Exercise instructions: List all lines in the material below that contain "yerr".

Records for the task:
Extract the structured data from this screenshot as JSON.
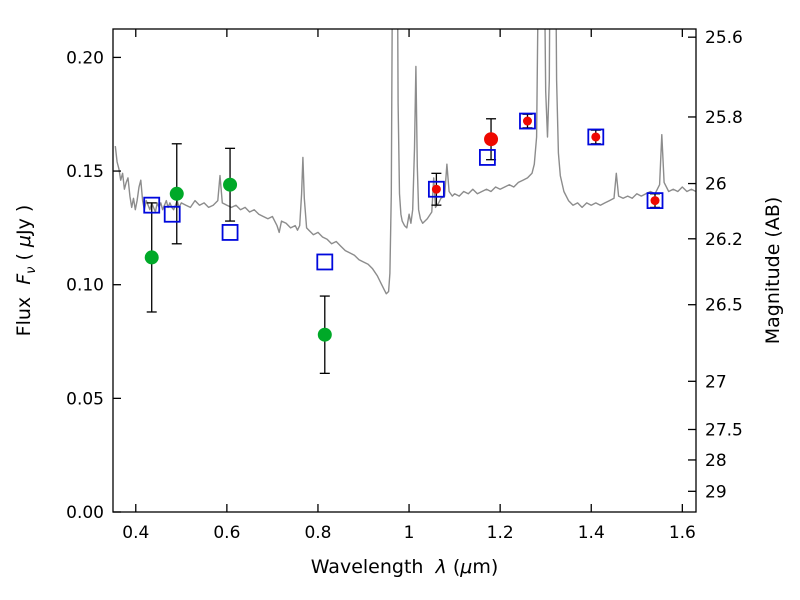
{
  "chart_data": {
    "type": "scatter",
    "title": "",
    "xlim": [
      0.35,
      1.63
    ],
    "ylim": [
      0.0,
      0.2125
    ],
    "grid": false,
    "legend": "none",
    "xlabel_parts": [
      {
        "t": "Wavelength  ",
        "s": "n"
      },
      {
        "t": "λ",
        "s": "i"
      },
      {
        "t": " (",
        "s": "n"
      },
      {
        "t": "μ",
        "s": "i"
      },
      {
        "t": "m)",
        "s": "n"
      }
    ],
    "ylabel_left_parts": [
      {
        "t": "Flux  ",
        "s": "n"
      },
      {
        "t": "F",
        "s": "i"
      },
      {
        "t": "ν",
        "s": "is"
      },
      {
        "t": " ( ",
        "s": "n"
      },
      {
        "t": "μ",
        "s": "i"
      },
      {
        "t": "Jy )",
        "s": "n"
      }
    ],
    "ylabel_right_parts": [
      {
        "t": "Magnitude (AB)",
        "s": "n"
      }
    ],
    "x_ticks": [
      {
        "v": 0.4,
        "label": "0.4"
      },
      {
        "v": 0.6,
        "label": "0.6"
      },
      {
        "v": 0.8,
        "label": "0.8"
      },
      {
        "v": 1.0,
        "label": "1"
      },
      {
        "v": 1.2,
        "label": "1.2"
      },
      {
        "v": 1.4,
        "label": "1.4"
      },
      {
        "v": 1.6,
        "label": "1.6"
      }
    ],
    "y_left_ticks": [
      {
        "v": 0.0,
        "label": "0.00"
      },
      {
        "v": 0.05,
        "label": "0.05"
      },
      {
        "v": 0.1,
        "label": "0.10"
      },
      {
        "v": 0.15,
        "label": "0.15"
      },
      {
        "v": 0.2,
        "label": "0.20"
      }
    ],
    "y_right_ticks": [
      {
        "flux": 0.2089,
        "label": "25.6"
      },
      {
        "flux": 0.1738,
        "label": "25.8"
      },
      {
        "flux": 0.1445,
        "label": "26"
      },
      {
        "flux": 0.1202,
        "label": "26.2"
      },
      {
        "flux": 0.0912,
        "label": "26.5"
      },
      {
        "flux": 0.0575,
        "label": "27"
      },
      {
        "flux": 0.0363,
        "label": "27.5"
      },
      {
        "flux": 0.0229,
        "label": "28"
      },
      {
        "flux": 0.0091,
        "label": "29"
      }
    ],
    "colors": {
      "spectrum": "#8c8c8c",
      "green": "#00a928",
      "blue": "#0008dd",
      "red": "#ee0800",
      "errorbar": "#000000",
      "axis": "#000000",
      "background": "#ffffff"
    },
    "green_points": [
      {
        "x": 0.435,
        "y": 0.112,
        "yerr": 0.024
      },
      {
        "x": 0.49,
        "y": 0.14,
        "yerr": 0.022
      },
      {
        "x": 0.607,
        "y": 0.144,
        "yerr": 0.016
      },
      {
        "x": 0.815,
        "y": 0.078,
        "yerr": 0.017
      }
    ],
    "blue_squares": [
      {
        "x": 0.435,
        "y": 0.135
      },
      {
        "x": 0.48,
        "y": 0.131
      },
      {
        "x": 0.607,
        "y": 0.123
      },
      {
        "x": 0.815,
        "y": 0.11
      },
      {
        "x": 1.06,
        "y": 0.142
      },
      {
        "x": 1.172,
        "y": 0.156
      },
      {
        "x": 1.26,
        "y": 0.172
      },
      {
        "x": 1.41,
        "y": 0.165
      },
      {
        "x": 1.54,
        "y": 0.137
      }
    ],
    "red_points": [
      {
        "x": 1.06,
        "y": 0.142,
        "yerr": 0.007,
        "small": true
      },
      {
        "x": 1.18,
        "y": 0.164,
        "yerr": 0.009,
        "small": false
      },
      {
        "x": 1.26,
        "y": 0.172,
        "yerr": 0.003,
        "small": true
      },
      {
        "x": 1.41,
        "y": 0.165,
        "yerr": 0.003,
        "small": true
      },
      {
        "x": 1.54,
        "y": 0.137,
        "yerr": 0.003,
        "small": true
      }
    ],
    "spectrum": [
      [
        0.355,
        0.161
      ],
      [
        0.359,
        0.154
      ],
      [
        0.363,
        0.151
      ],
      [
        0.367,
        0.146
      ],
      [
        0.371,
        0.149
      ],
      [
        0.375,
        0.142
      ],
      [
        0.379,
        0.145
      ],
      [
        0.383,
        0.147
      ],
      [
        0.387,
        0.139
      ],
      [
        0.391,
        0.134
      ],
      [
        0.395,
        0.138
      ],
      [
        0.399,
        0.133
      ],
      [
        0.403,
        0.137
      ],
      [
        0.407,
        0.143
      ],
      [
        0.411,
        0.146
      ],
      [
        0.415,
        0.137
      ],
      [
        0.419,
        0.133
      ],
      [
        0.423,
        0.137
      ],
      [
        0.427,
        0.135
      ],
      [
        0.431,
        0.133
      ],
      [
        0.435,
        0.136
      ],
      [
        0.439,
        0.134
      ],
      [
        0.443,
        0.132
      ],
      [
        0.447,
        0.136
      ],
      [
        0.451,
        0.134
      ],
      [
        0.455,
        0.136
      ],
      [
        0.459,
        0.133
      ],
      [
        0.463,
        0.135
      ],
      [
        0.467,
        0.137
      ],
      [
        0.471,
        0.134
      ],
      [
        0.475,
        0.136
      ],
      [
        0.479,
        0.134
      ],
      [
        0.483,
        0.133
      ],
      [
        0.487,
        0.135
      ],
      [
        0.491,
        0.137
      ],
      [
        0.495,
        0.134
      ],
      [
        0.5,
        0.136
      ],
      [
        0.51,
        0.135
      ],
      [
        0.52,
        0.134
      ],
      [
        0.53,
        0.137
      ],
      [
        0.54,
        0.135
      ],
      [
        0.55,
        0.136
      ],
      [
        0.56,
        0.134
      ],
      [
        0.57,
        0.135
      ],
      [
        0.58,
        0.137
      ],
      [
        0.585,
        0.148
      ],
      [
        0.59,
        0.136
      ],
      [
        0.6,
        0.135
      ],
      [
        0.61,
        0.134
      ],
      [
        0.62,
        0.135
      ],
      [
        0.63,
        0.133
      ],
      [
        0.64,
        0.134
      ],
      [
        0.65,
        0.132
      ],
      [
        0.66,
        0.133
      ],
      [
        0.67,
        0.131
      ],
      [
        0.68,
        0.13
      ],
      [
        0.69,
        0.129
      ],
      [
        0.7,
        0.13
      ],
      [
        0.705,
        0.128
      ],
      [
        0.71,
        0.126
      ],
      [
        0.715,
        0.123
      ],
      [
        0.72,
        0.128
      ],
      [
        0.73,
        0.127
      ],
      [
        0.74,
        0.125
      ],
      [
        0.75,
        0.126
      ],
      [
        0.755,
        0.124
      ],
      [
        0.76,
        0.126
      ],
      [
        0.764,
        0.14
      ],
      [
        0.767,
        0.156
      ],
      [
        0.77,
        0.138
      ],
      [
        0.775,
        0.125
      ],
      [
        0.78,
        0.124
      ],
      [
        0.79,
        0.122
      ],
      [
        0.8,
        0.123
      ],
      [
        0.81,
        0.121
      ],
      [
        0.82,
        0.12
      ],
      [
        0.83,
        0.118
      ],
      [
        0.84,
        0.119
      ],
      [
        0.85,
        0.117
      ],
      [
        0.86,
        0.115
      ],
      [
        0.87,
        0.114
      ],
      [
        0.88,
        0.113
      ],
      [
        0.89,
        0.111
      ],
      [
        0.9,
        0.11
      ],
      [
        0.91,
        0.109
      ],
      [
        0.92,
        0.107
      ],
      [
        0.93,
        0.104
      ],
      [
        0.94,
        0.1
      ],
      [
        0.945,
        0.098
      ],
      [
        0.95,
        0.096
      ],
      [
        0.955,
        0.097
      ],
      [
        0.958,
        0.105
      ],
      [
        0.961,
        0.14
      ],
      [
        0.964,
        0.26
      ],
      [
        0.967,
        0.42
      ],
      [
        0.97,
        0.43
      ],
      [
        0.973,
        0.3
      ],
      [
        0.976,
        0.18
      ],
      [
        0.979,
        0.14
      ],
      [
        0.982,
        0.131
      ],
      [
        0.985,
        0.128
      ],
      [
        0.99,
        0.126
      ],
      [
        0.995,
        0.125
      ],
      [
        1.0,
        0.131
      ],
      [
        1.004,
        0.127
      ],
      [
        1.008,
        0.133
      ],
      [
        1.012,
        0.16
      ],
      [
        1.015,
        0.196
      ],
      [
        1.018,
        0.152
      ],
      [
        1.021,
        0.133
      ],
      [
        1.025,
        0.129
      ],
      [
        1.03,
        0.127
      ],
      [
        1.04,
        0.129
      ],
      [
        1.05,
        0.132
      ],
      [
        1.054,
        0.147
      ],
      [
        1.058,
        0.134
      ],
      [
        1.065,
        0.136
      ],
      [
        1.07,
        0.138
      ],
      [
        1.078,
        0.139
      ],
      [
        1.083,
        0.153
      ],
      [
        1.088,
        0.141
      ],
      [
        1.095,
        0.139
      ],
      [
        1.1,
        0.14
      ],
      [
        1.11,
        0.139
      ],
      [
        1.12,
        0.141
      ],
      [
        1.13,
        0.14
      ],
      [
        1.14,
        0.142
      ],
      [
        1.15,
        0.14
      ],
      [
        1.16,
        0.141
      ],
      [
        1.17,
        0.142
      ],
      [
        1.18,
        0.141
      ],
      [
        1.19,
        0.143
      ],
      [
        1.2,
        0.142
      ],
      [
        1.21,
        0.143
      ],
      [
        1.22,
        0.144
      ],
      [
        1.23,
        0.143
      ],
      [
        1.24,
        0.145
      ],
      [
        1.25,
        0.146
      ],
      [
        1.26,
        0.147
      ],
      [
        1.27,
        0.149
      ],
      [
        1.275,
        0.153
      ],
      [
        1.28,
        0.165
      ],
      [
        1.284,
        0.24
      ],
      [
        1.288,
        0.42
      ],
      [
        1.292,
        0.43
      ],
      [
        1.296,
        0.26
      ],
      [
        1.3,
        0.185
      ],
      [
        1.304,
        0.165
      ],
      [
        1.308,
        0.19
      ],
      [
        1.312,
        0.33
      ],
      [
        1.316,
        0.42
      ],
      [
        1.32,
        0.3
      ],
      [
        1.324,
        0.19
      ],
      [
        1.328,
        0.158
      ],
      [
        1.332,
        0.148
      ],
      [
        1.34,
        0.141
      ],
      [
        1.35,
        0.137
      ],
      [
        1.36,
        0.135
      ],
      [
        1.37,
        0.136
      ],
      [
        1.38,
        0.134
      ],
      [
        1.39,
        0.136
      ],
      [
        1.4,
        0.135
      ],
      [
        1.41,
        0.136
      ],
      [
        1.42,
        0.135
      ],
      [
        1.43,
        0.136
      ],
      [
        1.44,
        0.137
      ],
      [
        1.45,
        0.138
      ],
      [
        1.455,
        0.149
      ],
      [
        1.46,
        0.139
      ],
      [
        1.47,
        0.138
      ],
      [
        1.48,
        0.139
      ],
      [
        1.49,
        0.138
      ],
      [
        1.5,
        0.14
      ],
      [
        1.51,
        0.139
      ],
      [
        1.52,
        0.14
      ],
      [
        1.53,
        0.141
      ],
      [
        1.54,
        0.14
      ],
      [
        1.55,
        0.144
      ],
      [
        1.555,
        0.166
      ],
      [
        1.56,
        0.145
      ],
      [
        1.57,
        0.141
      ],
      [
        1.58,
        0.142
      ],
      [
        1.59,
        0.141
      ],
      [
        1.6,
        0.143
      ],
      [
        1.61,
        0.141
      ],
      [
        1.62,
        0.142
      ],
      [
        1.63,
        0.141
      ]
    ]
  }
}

Written solution:
        "yerr": 0.024
        "yerr": 0.022
        "yerr": 0.016
        "yerr": 0.017
        "yerr": 0.007,
        "yerr": 0.009,
        "yerr": 0.003,
        "yerr": 0.003,
        "yerr": 0.003,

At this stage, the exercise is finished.